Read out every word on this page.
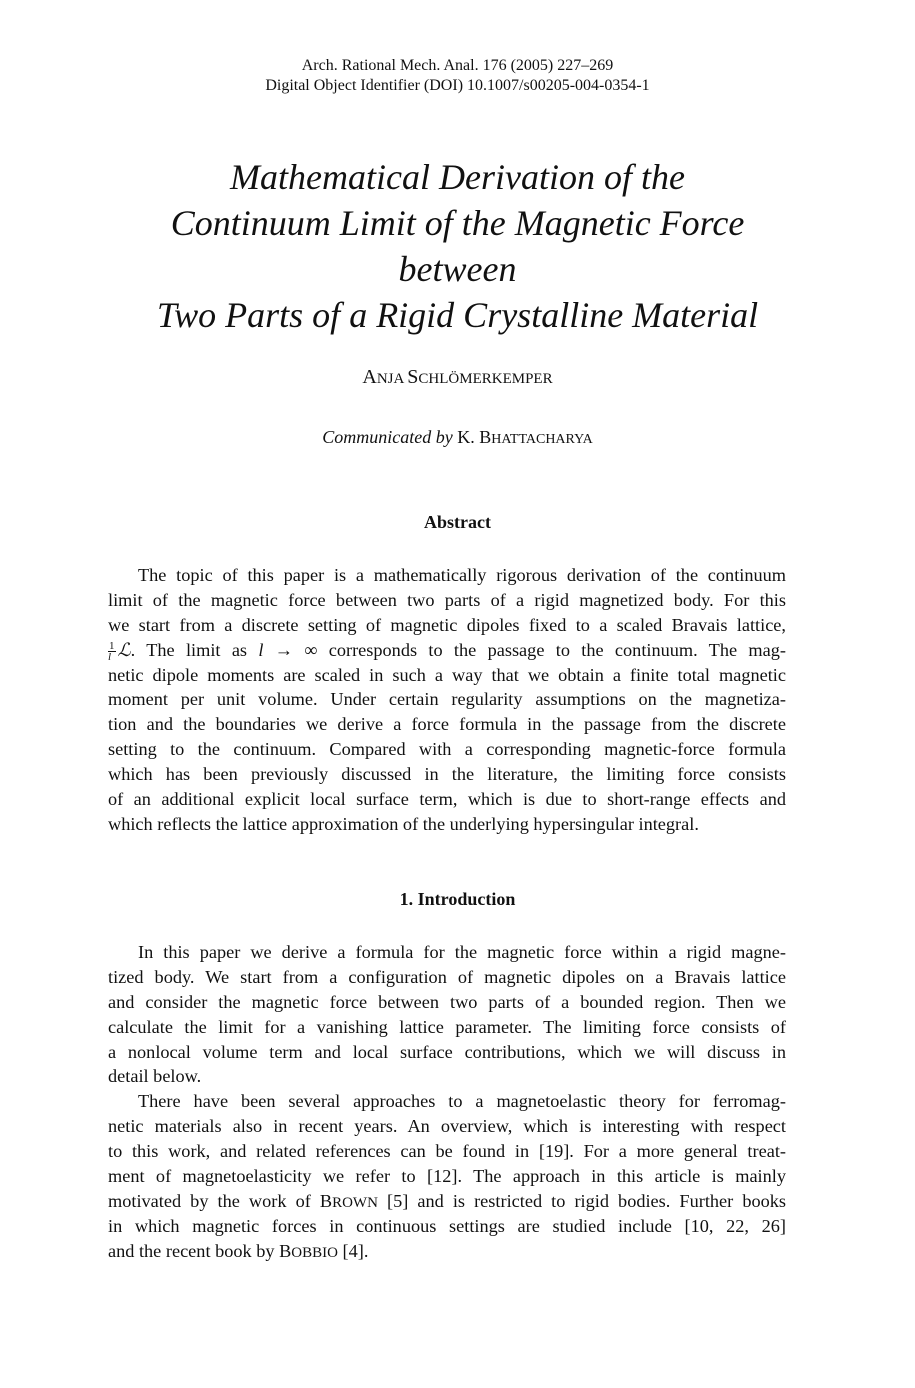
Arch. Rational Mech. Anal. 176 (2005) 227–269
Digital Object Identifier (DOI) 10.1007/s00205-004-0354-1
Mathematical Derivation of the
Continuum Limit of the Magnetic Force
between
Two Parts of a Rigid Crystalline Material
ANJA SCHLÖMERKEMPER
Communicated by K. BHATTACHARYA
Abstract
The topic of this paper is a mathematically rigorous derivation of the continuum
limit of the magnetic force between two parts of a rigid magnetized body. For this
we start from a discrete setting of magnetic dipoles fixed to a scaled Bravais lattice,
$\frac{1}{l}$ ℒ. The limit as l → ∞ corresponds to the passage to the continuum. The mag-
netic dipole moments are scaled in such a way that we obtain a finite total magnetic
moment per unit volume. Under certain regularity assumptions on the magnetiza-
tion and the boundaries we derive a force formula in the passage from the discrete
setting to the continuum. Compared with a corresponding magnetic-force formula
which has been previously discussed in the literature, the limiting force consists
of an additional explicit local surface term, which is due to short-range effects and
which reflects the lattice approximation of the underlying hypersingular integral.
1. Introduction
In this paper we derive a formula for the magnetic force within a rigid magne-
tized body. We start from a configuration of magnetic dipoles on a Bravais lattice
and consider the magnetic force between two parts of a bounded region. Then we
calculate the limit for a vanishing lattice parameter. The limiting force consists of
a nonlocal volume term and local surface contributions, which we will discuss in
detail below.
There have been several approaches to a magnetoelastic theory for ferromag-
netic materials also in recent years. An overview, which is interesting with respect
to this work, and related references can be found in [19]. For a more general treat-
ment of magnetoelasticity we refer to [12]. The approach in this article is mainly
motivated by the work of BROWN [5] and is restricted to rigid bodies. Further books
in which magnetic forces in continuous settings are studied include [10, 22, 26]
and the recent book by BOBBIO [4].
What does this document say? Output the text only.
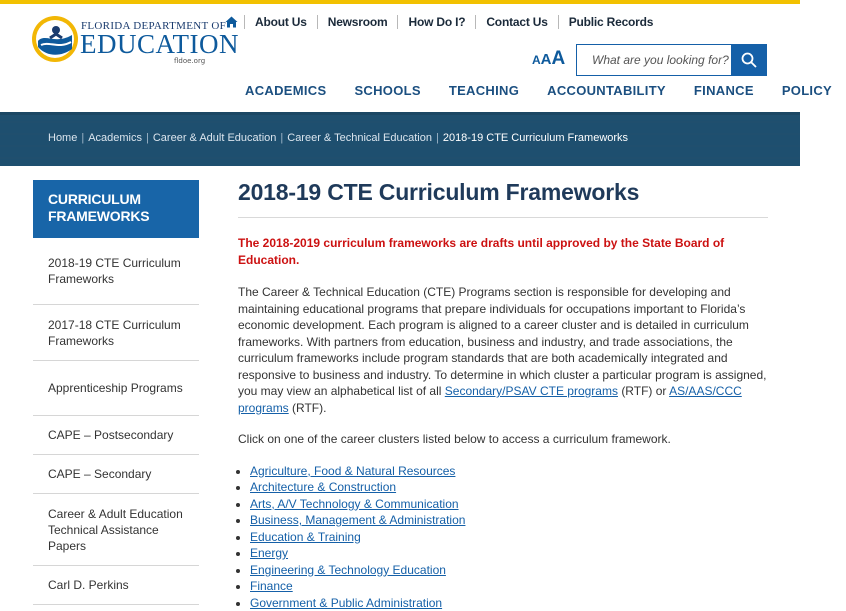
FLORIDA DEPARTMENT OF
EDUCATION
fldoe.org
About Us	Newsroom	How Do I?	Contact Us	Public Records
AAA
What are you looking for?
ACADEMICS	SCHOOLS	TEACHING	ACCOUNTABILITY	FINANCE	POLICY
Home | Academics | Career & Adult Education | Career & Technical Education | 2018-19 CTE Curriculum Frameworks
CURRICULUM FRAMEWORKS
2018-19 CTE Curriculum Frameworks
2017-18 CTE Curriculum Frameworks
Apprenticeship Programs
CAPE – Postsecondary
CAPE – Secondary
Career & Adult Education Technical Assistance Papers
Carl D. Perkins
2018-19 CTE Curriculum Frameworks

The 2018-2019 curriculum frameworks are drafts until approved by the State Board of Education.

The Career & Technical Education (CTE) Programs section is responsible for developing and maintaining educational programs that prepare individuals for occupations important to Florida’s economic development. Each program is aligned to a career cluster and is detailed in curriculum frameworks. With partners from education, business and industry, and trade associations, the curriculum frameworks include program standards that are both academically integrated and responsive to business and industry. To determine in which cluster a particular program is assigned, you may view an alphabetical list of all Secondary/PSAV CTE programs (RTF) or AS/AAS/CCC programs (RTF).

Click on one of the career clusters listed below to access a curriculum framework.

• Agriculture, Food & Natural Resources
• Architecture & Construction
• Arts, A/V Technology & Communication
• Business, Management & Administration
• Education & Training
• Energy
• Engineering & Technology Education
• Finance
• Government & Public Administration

_Problem to work on_
Pull every line containing "surface" from the data.

_Response below_
of an additional explicit local surface term, which is due to short-range effects and
a nonlocal volume term and local surface contributions, which we will discuss in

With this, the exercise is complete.